## Your objective
Copy the records below exactly, leaving out every picture.

Dataset excerpts:
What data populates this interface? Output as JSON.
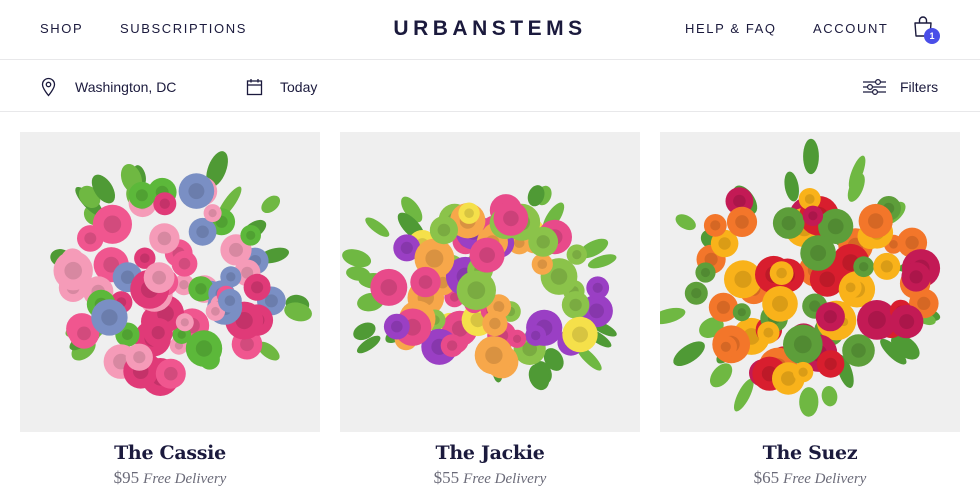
{
  "nav": {
    "shop": "SHOP",
    "subscriptions": "SUBSCRIPTIONS",
    "logo": "URBANSTEMS",
    "help": "HELP & FAQ",
    "account": "ACCOUNT",
    "cart_count": "1",
    "cart_icon": "shopping-bag-icon"
  },
  "filters": {
    "location": "Washington, DC",
    "location_icon": "map-pin-icon",
    "date": "Today",
    "date_icon": "calendar-icon",
    "filters_label": "Filters",
    "filters_icon": "sliders-icon"
  },
  "products": [
    {
      "name": "The Cassie",
      "price": "$95",
      "delivery": "Free Delivery",
      "palette": [
        "#f0568f",
        "#f59bb8",
        "#e03a78",
        "#7a8fc4",
        "#5cb83a"
      ]
    },
    {
      "name": "The Jackie",
      "price": "$55",
      "delivery": "Free Delivery",
      "palette": [
        "#9a3fc4",
        "#f7a74a",
        "#8bc34a",
        "#e84a8a",
        "#f5e04a"
      ]
    },
    {
      "name": "The Suez",
      "price": "$65",
      "delivery": "Free Delivery",
      "palette": [
        "#d81e2e",
        "#f9b21a",
        "#f3762a",
        "#c31a55",
        "#5d9e3a"
      ]
    }
  ],
  "colors": {
    "text": "#1b1a3d",
    "badge": "#4a4ee8",
    "muted": "#6a6a78",
    "image_bg": "#efefef"
  }
}
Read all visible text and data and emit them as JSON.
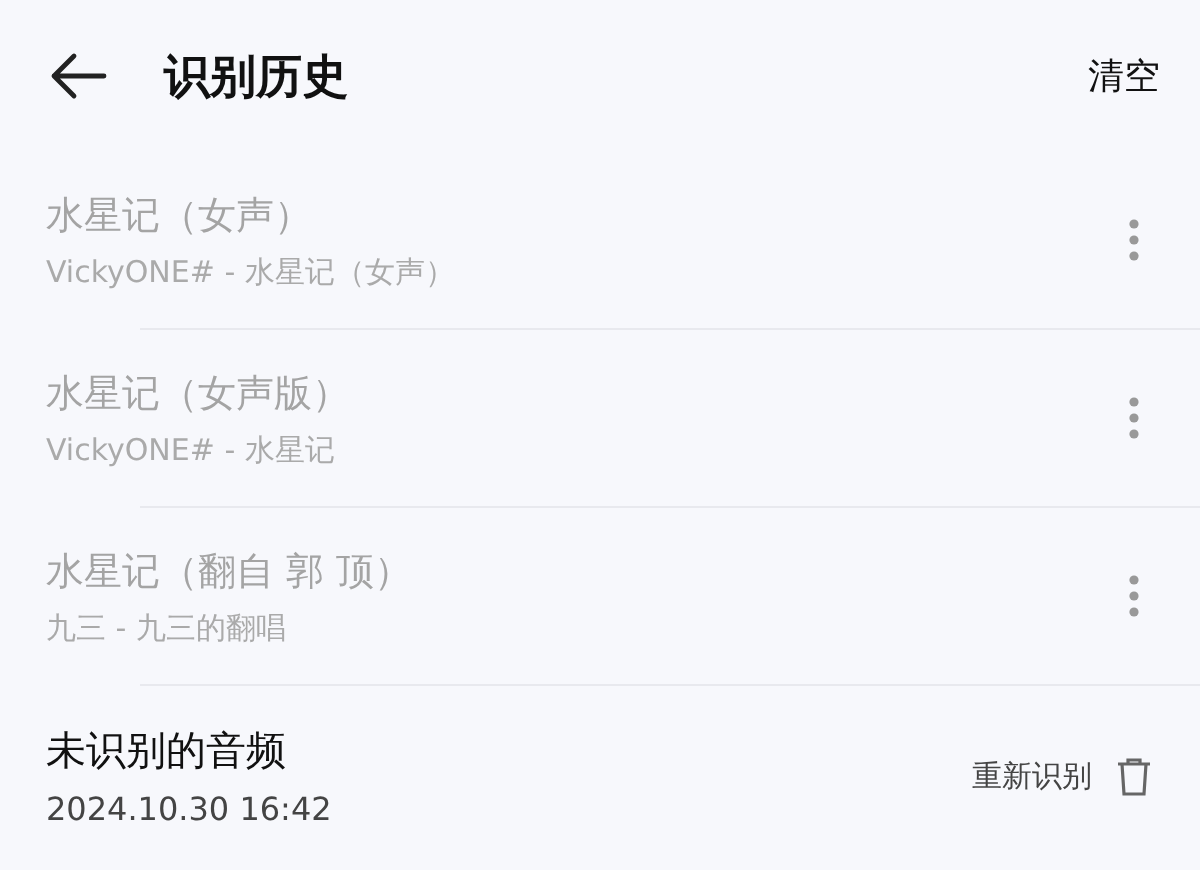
{
  "header": {
    "title": "识别历史",
    "action": "清空"
  },
  "records": [
    {
      "kind": "song",
      "title": "水星记（女声）",
      "subtitle": "VickyONE# - 水星记（女声）"
    },
    {
      "kind": "song",
      "title": "水星记（女声版）",
      "subtitle": "VickyONE# - 水星记"
    },
    {
      "kind": "song",
      "title": "水星记（翻自 郭 顶）",
      "subtitle": "九三 - 九三的翻唱"
    },
    {
      "kind": "unrecognized",
      "title": "未识别的音频",
      "subtitle": "2024.10.30 16:42",
      "action": "重新识别"
    }
  ]
}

## Written answer
What data populates this interface? Output as JSON.
{
  "nav": {
    "shop": "SHOP",
    "subscriptions": "SUBSCRIPTIONS",
    "logo": "URBANSTEMS",
    "help": "HELP & FAQ",
    "account": "ACCOUNT",
    "cart_count": "1",
    "cart_icon": "shopping-bag-icon"
  },
  "filters": {
    "location": "Washington, DC",
    "location_icon": "map-pin-icon",
    "date": "Today",
    "date_icon": "calendar-icon",
    "filters_label": "Filters",
    "filters_icon": "sliders-icon"
  },
  "products": [
    {
      "name": "The Cassie",
      "price": "$95",
      "delivery": "Free Delivery",
      "palette": [
        "#f0568f",
        "#f59bb8",
        "#e03a78",
        "#7a8fc4",
        "#5cb83a"
      ]
    },
    {
      "name": "The Jackie",
      "price": "$55",
      "delivery": "Free Delivery",
      "palette": [
        "#9a3fc4",
        "#f7a74a",
        "#8bc34a",
        "#e84a8a",
        "#f5e04a"
      ]
    },
    {
      "name": "The Suez",
      "price": "$65",
      "delivery": "Free Delivery",
      "palette": [
        "#d81e2e",
        "#f9b21a",
        "#f3762a",
        "#c31a55",
        "#5d9e3a"
      ]
    }
  ],
  "colors": {
    "text": "#1b1a3d",
    "badge": "#4a4ee8",
    "muted": "#6a6a78",
    "image_bg": "#efefef"
  }
}
Read all visible text and data and emit them as JSON.
{
  "header": {
    "title": "识别历史",
    "action": "清空"
  },
  "records": [
    {
      "kind": "song",
      "title": "水星记（女声）",
      "subtitle": "VickyONE# - 水星记（女声）"
    },
    {
      "kind": "song",
      "title": "水星记（女声版）",
      "subtitle": "VickyONE# - 水星记"
    },
    {
      "kind": "song",
      "title": "水星记（翻自 郭 顶）",
      "subtitle": "九三 - 九三的翻唱"
    },
    {
      "kind": "unrecognized",
      "title": "未识别的音频",
      "subtitle": "2024.10.30 16:42",
      "action": "重新识别"
    }
  ]
}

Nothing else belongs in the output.